■ Text provided
++++

By Nikolaj Gammeltoft
Feb. 13 (Bloomberg) -- U.S. stocks rose for the first
time in five weeks after European officials pledged to
help Greece close its budget deficit and the U.S.
economy gained momentum, overshadowing China’s actions
to limit inflation.
The advance was reduced when the Standard & Poor’s 500
Index slipped 0.3 percent and the Dow Jones Industrial
Average fell 0.4 percent yesterday. For the week,
Caterpillar Inc. rose 8.6 percent and technology shares
jumped after Motorola Inc. said it would split into two
companies. American International Group Inc., the
insurer bailed out by the U.S., increased 20 percent on
speculation it may sell a unit to MetLife Inc. Bank of
America Corp. lost 3.7 percent after its credit outlook
was cut to negative from stable by S&P.
The S&P 500 rose 0.9 percent to 1,075.51, cutting its
2010 retreat to 3.6 percent. The Dow average increased
86.91 points, or 0.9 percent, to 10,099.14. The measures
have recouped about half of their declines since Feb. 4
when concern about growing budget gaps in Greece,
Portugal and Spain spurred the biggest sell-off since
April.
“It is positive that the Europeans are finally putting
details behind their monetary union,” said Stephen Wood,
who helps manage $176 billion as chief market strategist
for Russell Investments. “U.S. equities feel better
because they’re a safe haven and because the economic
data has a slight upwards bias.”
EU, US
Stocks got a boost when European leaders voiced support
for Greece’s efforts to regain control of its finances
and the U.S. Labor Department said fewer Americans filed
claims for unemployment insurance than economists
anticipated.
Indexes of companies in the S&P 500 that sell household
products and so-called discretionary consumer goods
advanced more than 1.5 percent. Inventories in the U.S.
unexpectedly fell in December for the first time in
three months as companies couldn’t keep up with
increasing demand, according to figures from the
Commerce Department in Washington.
Home Depot gained 3.7 percent to $29. The largest U.S.
home-improvement retailer was raised to “overweight”
from “equal-weight” at Morgan Stanley. Goldman Sachs
Group Inc. recommended investors buy bullish Home Depot
options before the Atlanta-based company reports
fourth-quarter results on Feb. 23.
Earnings Reports
A record nine-quarter earnings slump is projected by
analysts to have ended in the fourth quarter with an 80
percent increase in S&P 500 profits. Forty-five
companies in the index are scheduled to release results
next week, including Hewlett- Packard Co., Kraft Foods
Inc. and Wal-Mart Stores Inc.
“Earnings have been great,” said Keith Springer,
president of Sacramento, California-based Capital
Financial Advisory Services Inc., which manages about
$100 million. “Companies reacted quickly to adapt to the
slower demand, cutting jobs and costs. They’ve become
very efficient.”
More than 350 companies in the S&P 500 have reported
fourth-quarter earnings since Jan. 11, and about 76
percent have beaten analysts’ estimates, according to
data compiled by Bloomberg.

++++

(Excerpts from a layout annotation set)
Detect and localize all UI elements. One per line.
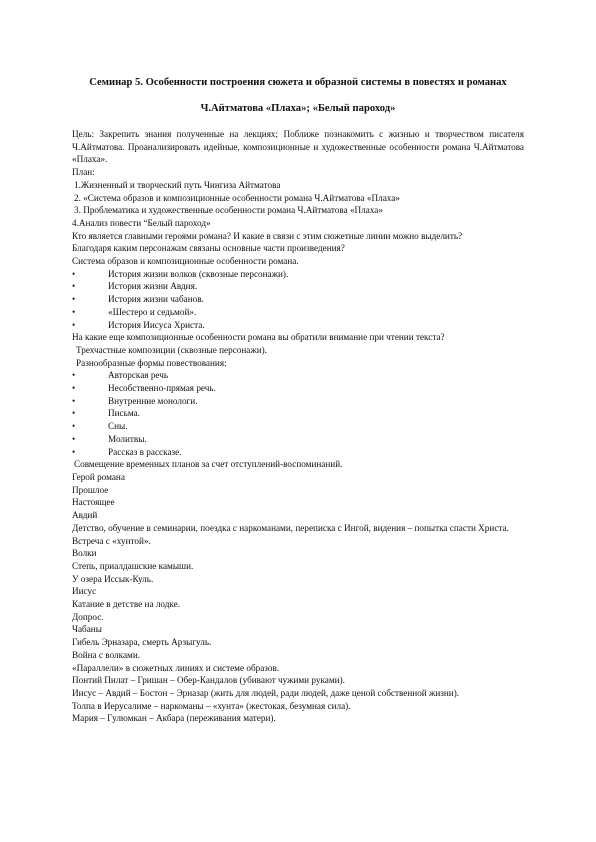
text-line: Волки	[72, 548, 97, 559]
text-line: Иисус	[72, 586, 97, 597]
page-title: Семинар 5. Особенности построения сюжета и образной системы в повестях и романах Ч.Айтматова «Плаха»; «Белый пароход»	[89, 77, 507, 114]
text-line: Прошлое	[72, 484, 109, 495]
forms-list	[72, 369, 524, 458]
text-line: Иисус – Авдий – Бостон – Эрназар (жить для людей, ради людей, даже ценой собственной жизни).	[72, 687, 460, 698]
text-line: Степь, приалдашские камыши.	[72, 560, 194, 571]
combination-text: Совмещение временных планов за счет отступлений-воспоминаний.	[74, 459, 343, 470]
list-item: • Молитвы.	[72, 433, 524, 446]
text-line: «Параллели» в сюжетных линиях и системе образов.	[72, 662, 280, 673]
list-item: • История Иисуса Христа.	[72, 319, 524, 332]
document-body	[72, 128, 524, 725]
text-line: Встреча с «хунтой».	[72, 535, 151, 546]
question-connecting-characters: Благодаря каким персонажам связаны основные части произведения?	[72, 243, 345, 254]
plan-item: 3. Проблематика и художественные особенности романа Ч.Айтматова «Плаха»	[74, 205, 383, 216]
goal-paragraph: Цель: Закрепить знания полученные на лекциях; Поближе познакомить с жизнью и творчеством писателя Ч.Айтматова. Проанализировать идейные, композиционные и художественные особенности романа Ч.Айтматова «Плаха».	[72, 129, 524, 165]
text-line: Толпа в Иерусалиме – наркоманы – «хунта» (жестокая, безумная сила).	[72, 700, 351, 711]
text-line: Гибель Эрназара, смерть Арзыгуль.	[72, 637, 212, 648]
text-line: Настоящее	[72, 497, 115, 508]
list-item: • Авторская речь	[72, 369, 524, 382]
list-item: • Внутренние монологи.	[72, 395, 524, 408]
plan-label: План:	[72, 167, 95, 178]
forms-label: Разнообразные формы повествования:	[76, 357, 227, 368]
text-line: Война с волками.	[72, 649, 141, 660]
list-item: • Несобственно-прямая речь.	[72, 382, 524, 395]
question-composition: На какие еще композиционные особенности романа вы обратили внимание при чтении текста?	[72, 332, 445, 343]
list-item: • «Шестеро и седьмой».	[72, 306, 524, 319]
list-item: • История жизни волков (сквозные персонажи).	[72, 268, 524, 281]
text-line: Авдий	[72, 510, 98, 521]
list-item: • Сны.	[72, 420, 524, 433]
text-line: Катание в детстве на лодке.	[72, 599, 181, 610]
list-item: • Рассказ в рассказе.	[72, 446, 524, 459]
three-part-composition: Трехчастные композиции (сквозные персонажи).	[76, 344, 267, 355]
question-main-heroes: Кто является главными героями романа? И какие в связи с этим сюжетные линии можно выделить?	[72, 230, 463, 241]
text-line: Детство, обучение в семинарии, поездка с наркоманами, переписка с Ингой, видения – попытка спасти Христа.	[72, 522, 509, 533]
list-item: • История жизни Авдия.	[72, 280, 524, 293]
plan-item: 1.Жизненный и творческий путь Чингиза Айтматова	[74, 179, 281, 190]
text-line: Понтий Пилат – Гришан – Обер-Кандалов (убивают чужими руками).	[72, 675, 345, 686]
text-line: Чабаны	[72, 624, 102, 635]
stories-list	[72, 268, 524, 332]
list-item: • История жизни чабанов.	[72, 293, 524, 306]
text-line: У озера Иссык-Куль.	[72, 573, 154, 584]
plan-item: 2. «Система образов и композиционные особенности романа Ч.Айтматова «Плаха»	[74, 192, 400, 203]
text-line: Мария – Гулюмкан – Акбара (переживания матери).	[72, 713, 276, 724]
list-item: • Письма.	[72, 407, 524, 420]
plan-item: 4.Анализ повести “Белый пароход»	[72, 217, 211, 228]
text-line: Герой романа	[72, 471, 125, 482]
text-line: Допрос.	[72, 611, 104, 622]
system-label: Система образов и композиционные особенности романа.	[72, 256, 299, 267]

++++

■ Task requirements
According to the report on U.S. stocks, why did Bank of America Corp. lose 3.7 percent?

■ Complete response
Its credit outlook was cut to negative from stable by S&P.